Report every line from the material that contains the word "with".

====

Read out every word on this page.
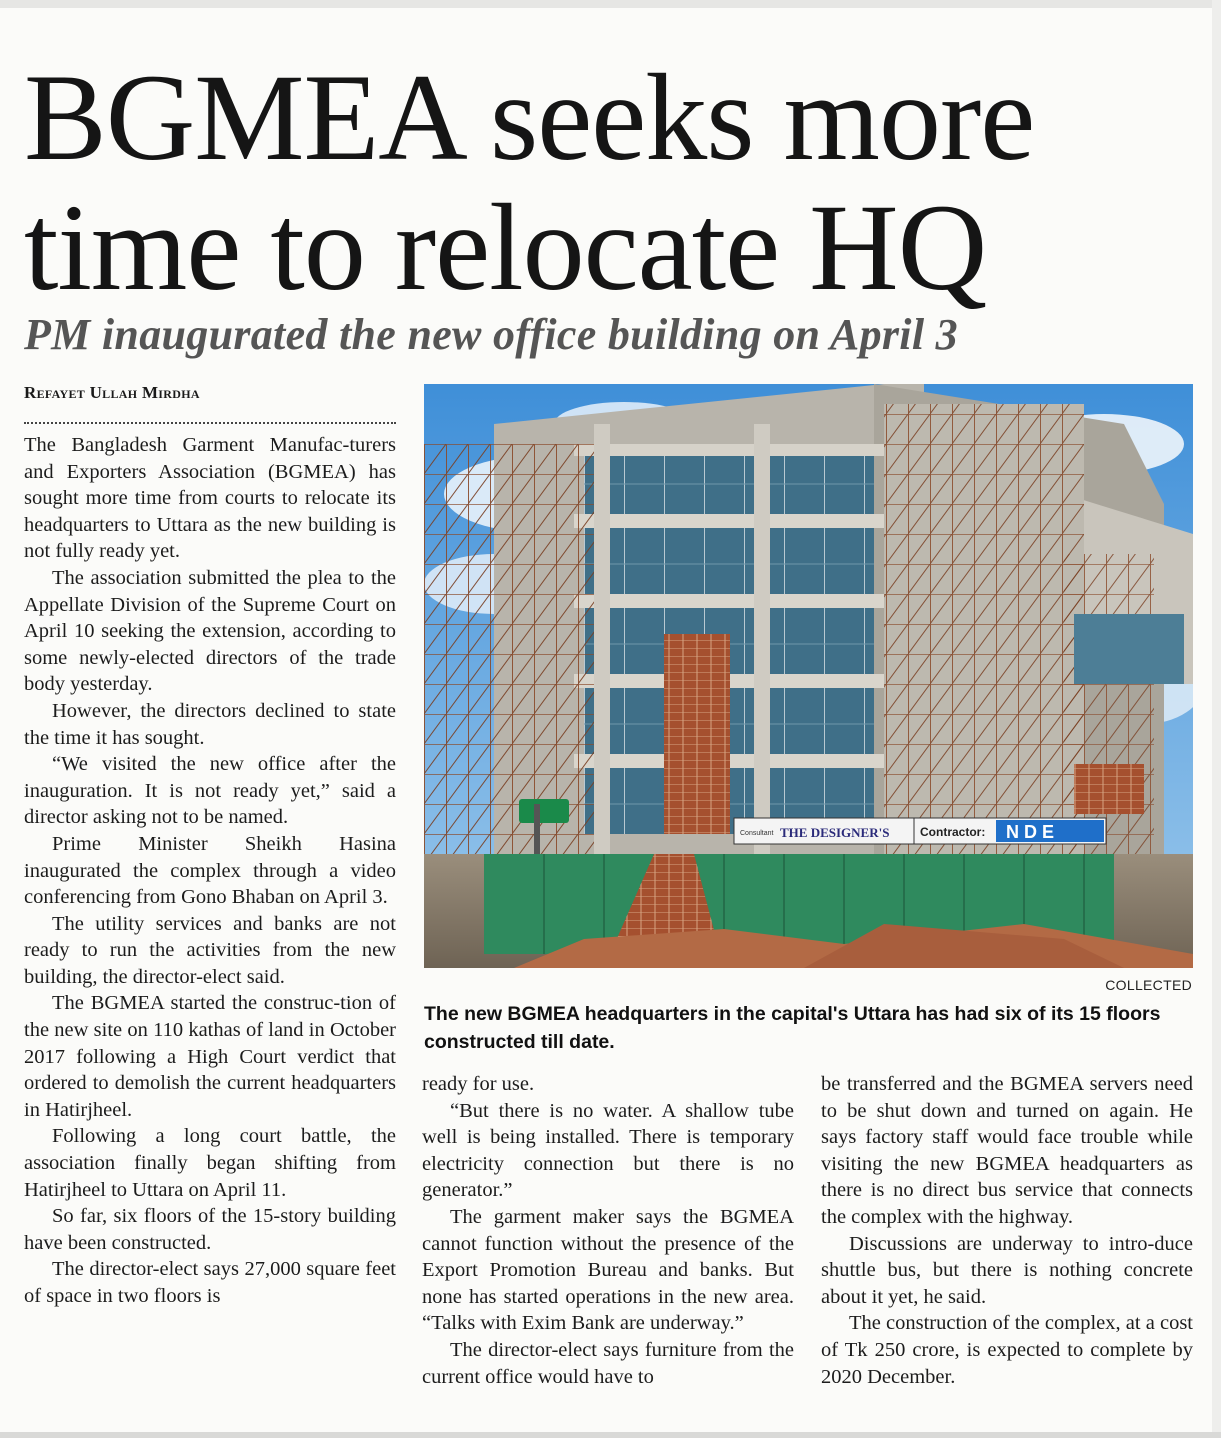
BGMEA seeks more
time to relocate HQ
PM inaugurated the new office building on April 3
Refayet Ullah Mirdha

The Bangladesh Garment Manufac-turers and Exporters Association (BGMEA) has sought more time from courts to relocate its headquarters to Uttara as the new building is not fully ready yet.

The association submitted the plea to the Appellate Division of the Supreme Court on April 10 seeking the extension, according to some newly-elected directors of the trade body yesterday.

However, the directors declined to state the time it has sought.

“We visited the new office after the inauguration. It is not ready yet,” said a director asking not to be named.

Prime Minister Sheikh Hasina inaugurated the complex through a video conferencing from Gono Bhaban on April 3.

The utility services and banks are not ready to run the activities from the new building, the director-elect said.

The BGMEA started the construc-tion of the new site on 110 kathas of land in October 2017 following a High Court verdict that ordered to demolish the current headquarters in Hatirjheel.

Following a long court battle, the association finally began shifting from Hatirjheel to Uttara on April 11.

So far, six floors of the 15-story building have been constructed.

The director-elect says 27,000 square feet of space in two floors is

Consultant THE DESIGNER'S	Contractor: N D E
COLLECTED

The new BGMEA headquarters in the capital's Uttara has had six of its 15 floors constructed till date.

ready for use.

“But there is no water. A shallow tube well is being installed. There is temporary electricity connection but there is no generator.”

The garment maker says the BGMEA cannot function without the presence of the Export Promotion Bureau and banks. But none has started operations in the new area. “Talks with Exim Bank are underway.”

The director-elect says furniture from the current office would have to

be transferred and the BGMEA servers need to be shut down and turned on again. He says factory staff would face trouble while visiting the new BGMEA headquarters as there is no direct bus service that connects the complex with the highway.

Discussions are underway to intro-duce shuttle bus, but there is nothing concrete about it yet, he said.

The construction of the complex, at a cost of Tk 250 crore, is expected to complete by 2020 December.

====

RESULT FOR THIS EXERCISE:
The garment maker says the BGMEA cannot function without the presence of the Export Promotion Bureau and banks. But none has started operations in the new area. “Talks with Exim Bank are underway.”
be transferred and the BGMEA servers need to be shut down and turned on again. He says factory staff would face trouble while visiting the new BGMEA headquarters as there is no direct bus service that connects the complex with the highway.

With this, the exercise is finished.